_PROBLEM DESCRIPTION_: Go through the material and copy each line in which the word "Saúde" shows up.

_THE INPUT_:
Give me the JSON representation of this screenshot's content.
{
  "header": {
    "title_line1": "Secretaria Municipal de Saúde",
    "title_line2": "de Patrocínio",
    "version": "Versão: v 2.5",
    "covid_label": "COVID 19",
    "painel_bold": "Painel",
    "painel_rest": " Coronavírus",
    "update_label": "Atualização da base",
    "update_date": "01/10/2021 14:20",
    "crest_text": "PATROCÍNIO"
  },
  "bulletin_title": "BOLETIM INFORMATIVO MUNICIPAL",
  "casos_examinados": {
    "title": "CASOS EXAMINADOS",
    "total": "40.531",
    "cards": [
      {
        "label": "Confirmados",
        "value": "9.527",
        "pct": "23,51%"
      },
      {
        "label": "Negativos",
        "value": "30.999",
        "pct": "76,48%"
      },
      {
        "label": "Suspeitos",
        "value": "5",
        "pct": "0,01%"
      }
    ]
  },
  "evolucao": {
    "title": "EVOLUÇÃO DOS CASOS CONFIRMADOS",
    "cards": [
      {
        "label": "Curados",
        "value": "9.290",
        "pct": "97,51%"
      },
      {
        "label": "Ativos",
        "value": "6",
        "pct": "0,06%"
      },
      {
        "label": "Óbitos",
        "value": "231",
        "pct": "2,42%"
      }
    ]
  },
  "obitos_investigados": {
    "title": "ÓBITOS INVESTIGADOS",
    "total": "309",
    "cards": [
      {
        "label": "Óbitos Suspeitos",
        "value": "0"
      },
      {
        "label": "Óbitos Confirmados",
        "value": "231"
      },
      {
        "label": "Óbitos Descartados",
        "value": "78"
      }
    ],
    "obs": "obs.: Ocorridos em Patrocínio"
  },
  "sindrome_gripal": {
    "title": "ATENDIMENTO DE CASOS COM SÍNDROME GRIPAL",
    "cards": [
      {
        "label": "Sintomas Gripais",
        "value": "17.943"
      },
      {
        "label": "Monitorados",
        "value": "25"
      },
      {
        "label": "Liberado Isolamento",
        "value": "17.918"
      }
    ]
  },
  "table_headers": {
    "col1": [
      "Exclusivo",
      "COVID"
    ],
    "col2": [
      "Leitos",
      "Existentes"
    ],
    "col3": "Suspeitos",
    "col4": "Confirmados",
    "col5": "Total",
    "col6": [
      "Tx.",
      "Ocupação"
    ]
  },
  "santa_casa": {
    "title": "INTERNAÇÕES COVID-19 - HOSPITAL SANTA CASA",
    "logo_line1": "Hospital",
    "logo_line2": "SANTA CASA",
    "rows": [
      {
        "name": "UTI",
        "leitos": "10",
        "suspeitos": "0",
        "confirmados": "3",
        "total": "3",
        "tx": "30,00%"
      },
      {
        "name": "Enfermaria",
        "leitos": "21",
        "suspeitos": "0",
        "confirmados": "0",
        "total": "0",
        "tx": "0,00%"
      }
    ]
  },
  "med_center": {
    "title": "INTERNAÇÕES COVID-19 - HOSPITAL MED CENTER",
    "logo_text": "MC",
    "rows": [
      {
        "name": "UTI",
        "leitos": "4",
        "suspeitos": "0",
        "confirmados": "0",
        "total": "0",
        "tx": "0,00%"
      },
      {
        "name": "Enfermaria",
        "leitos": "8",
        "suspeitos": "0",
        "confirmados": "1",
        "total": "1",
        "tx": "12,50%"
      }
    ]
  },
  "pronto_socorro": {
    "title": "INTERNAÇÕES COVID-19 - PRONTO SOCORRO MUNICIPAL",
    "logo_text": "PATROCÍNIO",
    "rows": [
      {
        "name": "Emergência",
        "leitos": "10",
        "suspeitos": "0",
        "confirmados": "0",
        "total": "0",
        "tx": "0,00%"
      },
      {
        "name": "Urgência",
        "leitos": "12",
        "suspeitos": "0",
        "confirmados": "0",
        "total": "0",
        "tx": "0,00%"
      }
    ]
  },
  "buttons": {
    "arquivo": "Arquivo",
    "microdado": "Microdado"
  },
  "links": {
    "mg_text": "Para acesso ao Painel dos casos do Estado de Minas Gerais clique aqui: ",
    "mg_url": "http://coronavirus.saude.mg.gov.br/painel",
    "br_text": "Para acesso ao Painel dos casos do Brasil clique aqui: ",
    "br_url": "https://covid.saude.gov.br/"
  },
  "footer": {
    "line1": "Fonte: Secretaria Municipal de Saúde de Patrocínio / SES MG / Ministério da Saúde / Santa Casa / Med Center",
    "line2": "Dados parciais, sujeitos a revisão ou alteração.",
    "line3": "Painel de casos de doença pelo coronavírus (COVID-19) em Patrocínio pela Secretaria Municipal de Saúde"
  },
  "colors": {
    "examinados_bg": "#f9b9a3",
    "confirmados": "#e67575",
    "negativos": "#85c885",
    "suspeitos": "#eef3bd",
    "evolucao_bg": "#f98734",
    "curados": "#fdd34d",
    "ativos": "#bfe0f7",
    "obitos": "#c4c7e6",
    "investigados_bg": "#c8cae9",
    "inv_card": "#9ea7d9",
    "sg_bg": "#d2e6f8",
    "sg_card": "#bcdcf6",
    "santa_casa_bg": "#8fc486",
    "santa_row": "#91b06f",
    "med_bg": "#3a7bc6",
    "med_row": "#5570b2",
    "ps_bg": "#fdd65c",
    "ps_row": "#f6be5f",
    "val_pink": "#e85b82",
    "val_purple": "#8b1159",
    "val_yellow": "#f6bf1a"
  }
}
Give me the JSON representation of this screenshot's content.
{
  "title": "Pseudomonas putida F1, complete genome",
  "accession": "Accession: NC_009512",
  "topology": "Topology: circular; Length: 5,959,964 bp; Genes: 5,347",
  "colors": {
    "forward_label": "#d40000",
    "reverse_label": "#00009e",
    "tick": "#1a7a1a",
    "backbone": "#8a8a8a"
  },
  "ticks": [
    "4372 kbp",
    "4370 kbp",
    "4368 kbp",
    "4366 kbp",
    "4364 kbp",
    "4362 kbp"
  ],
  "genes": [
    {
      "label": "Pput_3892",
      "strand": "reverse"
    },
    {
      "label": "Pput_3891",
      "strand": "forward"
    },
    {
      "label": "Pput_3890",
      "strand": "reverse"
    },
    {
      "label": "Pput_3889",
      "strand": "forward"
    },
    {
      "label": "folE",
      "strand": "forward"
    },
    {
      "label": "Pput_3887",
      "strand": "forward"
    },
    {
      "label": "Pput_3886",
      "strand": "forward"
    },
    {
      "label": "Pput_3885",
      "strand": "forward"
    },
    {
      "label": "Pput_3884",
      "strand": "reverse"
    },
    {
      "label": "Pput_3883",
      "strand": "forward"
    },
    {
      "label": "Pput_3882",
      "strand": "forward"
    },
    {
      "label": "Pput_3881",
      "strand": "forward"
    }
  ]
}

_ANSWER TO THIS TASK_:
    "title_line1": "Secretaria Municipal de Saúde",
    "line1": "Fonte: Secretaria Municipal de Saúde de Patrocínio / SES MG / Ministério da Saúde / Santa Casa / Med Center",
    "line3": "Painel de casos de doença pelo coronavírus (COVID-19) em Patrocínio pela Secretaria Municipal de Saúde"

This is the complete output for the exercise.